[Aim of the exercise] Read the data and repeat all of it exactly.

[Provided material]
----------------

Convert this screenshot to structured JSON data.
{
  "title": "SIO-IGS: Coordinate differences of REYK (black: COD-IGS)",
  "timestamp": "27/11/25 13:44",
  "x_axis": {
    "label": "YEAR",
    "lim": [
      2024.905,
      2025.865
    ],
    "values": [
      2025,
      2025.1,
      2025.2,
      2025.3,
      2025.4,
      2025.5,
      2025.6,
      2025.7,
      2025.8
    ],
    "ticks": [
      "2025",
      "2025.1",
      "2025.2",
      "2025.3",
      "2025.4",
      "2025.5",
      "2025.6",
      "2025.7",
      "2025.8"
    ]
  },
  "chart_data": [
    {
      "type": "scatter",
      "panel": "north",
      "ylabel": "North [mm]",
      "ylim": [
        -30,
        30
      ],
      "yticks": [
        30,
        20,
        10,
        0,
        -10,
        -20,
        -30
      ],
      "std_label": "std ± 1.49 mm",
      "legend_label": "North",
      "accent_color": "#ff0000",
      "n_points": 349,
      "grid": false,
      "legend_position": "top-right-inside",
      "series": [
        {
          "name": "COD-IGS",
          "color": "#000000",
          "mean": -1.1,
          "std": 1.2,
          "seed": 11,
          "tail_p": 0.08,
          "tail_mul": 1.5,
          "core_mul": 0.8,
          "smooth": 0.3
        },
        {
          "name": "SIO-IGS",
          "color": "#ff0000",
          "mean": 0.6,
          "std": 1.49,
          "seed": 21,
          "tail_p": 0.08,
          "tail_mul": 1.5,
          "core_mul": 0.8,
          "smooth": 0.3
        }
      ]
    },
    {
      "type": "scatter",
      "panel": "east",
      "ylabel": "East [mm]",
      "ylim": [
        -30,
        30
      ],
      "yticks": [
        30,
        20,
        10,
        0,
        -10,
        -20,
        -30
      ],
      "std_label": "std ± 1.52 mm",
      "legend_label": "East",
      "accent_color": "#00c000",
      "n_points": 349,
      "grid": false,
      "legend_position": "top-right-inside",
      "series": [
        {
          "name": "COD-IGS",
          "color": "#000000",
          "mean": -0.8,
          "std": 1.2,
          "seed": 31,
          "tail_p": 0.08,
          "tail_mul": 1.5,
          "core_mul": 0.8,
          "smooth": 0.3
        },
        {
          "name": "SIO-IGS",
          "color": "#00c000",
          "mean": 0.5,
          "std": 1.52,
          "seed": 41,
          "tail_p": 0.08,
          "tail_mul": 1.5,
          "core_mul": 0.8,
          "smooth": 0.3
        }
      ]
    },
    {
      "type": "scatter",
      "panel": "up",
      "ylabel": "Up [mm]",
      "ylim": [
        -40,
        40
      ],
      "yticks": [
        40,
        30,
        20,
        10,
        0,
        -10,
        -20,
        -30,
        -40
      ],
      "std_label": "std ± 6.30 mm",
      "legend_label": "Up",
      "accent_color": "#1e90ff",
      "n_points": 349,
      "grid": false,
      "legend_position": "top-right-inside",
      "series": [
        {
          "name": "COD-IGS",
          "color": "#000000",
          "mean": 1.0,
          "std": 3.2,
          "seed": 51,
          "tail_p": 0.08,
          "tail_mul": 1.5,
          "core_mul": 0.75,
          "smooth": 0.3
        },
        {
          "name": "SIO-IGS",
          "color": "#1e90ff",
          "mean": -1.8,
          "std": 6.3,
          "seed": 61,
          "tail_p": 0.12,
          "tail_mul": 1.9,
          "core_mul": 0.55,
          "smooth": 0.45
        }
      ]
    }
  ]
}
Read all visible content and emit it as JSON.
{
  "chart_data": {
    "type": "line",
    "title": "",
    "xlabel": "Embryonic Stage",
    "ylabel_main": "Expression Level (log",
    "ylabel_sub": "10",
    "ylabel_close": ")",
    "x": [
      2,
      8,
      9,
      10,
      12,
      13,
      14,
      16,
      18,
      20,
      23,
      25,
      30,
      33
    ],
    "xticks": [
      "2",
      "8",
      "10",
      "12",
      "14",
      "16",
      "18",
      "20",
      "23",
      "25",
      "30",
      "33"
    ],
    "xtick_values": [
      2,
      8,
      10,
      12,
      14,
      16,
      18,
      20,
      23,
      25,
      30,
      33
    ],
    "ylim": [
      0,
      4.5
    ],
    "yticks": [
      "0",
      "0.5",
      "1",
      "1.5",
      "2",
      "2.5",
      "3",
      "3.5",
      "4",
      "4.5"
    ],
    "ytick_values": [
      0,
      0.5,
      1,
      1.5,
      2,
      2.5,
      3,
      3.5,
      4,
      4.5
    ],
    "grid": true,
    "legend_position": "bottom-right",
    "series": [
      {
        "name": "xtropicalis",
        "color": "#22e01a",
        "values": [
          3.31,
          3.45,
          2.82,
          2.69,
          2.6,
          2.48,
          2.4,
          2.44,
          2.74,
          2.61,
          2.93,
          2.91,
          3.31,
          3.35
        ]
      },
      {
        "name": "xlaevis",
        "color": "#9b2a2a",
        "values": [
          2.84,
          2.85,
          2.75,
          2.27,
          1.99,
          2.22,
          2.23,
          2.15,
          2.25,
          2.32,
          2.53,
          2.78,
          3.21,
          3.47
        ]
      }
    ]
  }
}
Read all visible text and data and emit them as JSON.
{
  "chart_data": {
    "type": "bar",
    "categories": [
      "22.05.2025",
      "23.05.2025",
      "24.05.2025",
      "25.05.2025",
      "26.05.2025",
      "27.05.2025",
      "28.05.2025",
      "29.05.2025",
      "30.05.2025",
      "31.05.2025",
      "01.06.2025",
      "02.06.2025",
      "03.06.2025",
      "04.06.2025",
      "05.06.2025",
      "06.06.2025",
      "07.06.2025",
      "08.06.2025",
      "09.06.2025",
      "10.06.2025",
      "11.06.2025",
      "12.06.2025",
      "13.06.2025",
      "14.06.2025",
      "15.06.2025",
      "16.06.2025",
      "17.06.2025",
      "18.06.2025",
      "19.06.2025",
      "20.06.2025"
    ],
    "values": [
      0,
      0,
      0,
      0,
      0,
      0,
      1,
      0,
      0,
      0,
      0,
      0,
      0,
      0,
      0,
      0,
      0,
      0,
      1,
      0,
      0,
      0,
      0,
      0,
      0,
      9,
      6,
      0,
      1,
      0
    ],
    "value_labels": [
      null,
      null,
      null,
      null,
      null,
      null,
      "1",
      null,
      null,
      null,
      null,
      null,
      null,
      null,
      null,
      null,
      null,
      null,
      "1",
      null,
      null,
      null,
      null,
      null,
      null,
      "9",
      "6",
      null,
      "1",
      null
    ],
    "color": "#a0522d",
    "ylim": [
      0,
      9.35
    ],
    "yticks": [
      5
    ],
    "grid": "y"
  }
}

----------------

[Finished answer]
Convert this screenshot to structured JSON data.
{
  "title": "SIO-IGS: Coordinate differences of REYK (black: COD-IGS)",
  "timestamp": "27/11/25 13:44",
  "x_axis": {
    "label": "YEAR",
    "lim": [
      2024.905,
      2025.865
    ],
    "values": [
      2025,
      2025.1,
      2025.2,
      2025.3,
      2025.4,
      2025.5,
      2025.6,
      2025.7,
      2025.8
    ],
    "ticks": [
      "2025",
      "2025.1",
      "2025.2",
      "2025.3",
      "2025.4",
      "2025.5",
      "2025.6",
      "2025.7",
      "2025.8"
    ]
  },
  "chart_data": [
    {
      "type": "scatter",
      "panel": "north",
      "ylabel": "North [mm]",
      "ylim": [
        -30,
        30
      ],
      "yticks": [
        30,
        20,
        10,
        0,
        -10,
        -20,
        -30
      ],
      "std_label": "std ± 1.49 mm",
      "legend_label": "North",
      "accent_color": "#ff0000",
      "n_points": 349,
      "grid": false,
      "legend_position": "top-right-inside",
      "series": [
        {
          "name": "COD-IGS",
          "color": "#000000",
          "mean": -1.1,
          "std": 1.2,
          "seed": 11,
          "tail_p": 0.08,
          "tail_mul": 1.5,
          "core_mul": 0.8,
          "smooth": 0.3
        },
        {
          "name": "SIO-IGS",
          "color": "#ff0000",
          "mean": 0.6,
          "std": 1.49,
          "seed": 21,
          "tail_p": 0.08,
          "tail_mul": 1.5,
          "core_mul": 0.8,
          "smooth": 0.3
        }
      ]
    },
    {
      "type": "scatter",
      "panel": "east",
      "ylabel": "East [mm]",
      "ylim": [
        -30,
        30
      ],
      "yticks": [
        30,
        20,
        10,
        0,
        -10,
        -20,
        -30
      ],
      "std_label": "std ± 1.52 mm",
      "legend_label": "East",
      "accent_color": "#00c000",
      "n_points": 349,
      "grid": false,
      "legend_position": "top-right-inside",
      "series": [
        {
          "name": "COD-IGS",
          "color": "#000000",
          "mean": -0.8,
          "std": 1.2,
          "seed": 31,
          "tail_p": 0.08,
          "tail_mul": 1.5,
          "core_mul": 0.8,
          "smooth": 0.3
        },
        {
          "name": "SIO-IGS",
          "color": "#00c000",
          "mean": 0.5,
          "std": 1.52,
          "seed": 41,
          "tail_p": 0.08,
          "tail_mul": 1.5,
          "core_mul": 0.8,
          "smooth": 0.3
        }
      ]
    },
    {
      "type": "scatter",
      "panel": "up",
      "ylabel": "Up [mm]",
      "ylim": [
        -40,
        40
      ],
      "yticks": [
        40,
        30,
        20,
        10,
        0,
        -10,
        -20,
        -30,
        -40
      ],
      "std_label": "std ± 6.30 mm",
      "legend_label": "Up",
      "accent_color": "#1e90ff",
      "n_points": 349,
      "grid": false,
      "legend_position": "top-right-inside",
      "series": [
        {
          "name": "COD-IGS",
          "color": "#000000",
          "mean": 1.0,
          "std": 3.2,
          "seed": 51,
          "tail_p": 0.08,
          "tail_mul": 1.5,
          "core_mul": 0.75,
          "smooth": 0.3
        },
        {
          "name": "SIO-IGS",
          "color": "#1e90ff",
          "mean": -1.8,
          "std": 6.3,
          "seed": 61,
          "tail_p": 0.12,
          "tail_mul": 1.9,
          "core_mul": 0.55,
          "smooth": 0.45
        }
      ]
    }
  ]
}
Read all visible content and emit it as JSON.
{
  "chart_data": {
    "type": "line",
    "title": "",
    "xlabel": "Embryonic Stage",
    "ylabel_main": "Expression Level (log",
    "ylabel_sub": "10",
    "ylabel_close": ")",
    "x": [
      2,
      8,
      9,
      10,
      12,
      13,
      14,
      16,
      18,
      20,
      23,
      25,
      30,
      33
    ],
    "xticks": [
      "2",
      "8",
      "10",
      "12",
      "14",
      "16",
      "18",
      "20",
      "23",
      "25",
      "30",
      "33"
    ],
    "xtick_values": [
      2,
      8,
      10,
      12,
      14,
      16,
      18,
      20,
      23,
      25,
      30,
      33
    ],
    "ylim": [
      0,
      4.5
    ],
    "yticks": [
      "0",
      "0.5",
      "1",
      "1.5",
      "2",
      "2.5",
      "3",
      "3.5",
      "4",
      "4.5"
    ],
    "ytick_values": [
      0,
      0.5,
      1,
      1.5,
      2,
      2.5,
      3,
      3.5,
      4,
      4.5
    ],
    "grid": true,
    "legend_position": "bottom-right",
    "series": [
      {
        "name": "xtropicalis",
        "color": "#22e01a",
        "values": [
          3.31,
          3.45,
          2.82,
          2.69,
          2.6,
          2.48,
          2.4,
          2.44,
          2.74,
          2.61,
          2.93,
          2.91,
          3.31,
          3.35
        ]
      },
      {
        "name": "xlaevis",
        "color": "#9b2a2a",
        "values": [
          2.84,
          2.85,
          2.75,
          2.27,
          1.99,
          2.22,
          2.23,
          2.15,
          2.25,
          2.32,
          2.53,
          2.78,
          3.21,
          3.47
        ]
      }
    ]
  }
}
Read all visible text and data and emit them as JSON.
{
  "chart_data": {
    "type": "bar",
    "categories": [
      "22.05.2025",
      "23.05.2025",
      "24.05.2025",
      "25.05.2025",
      "26.05.2025",
      "27.05.2025",
      "28.05.2025",
      "29.05.2025",
      "30.05.2025",
      "31.05.2025",
      "01.06.2025",
      "02.06.2025",
      "03.06.2025",
      "04.06.2025",
      "05.06.2025",
      "06.06.2025",
      "07.06.2025",
      "08.06.2025",
      "09.06.2025",
      "10.06.2025",
      "11.06.2025",
      "12.06.2025",
      "13.06.2025",
      "14.06.2025",
      "15.06.2025",
      "16.06.2025",
      "17.06.2025",
      "18.06.2025",
      "19.06.2025",
      "20.06.2025"
    ],
    "values": [
      0,
      0,
      0,
      0,
      0,
      0,
      1,
      0,
      0,
      0,
      0,
      0,
      0,
      0,
      0,
      0,
      0,
      0,
      1,
      0,
      0,
      0,
      0,
      0,
      0,
      9,
      6,
      0,
      1,
      0
    ],
    "value_labels": [
      null,
      null,
      null,
      null,
      null,
      null,
      "1",
      null,
      null,
      null,
      null,
      null,
      null,
      null,
      null,
      null,
      null,
      null,
      "1",
      null,
      null,
      null,
      null,
      null,
      null,
      "9",
      "6",
      null,
      "1",
      null
    ],
    "color": "#a0522d",
    "ylim": [
      0,
      9.35
    ],
    "yticks": [
      5
    ],
    "grid": "y"
  }
}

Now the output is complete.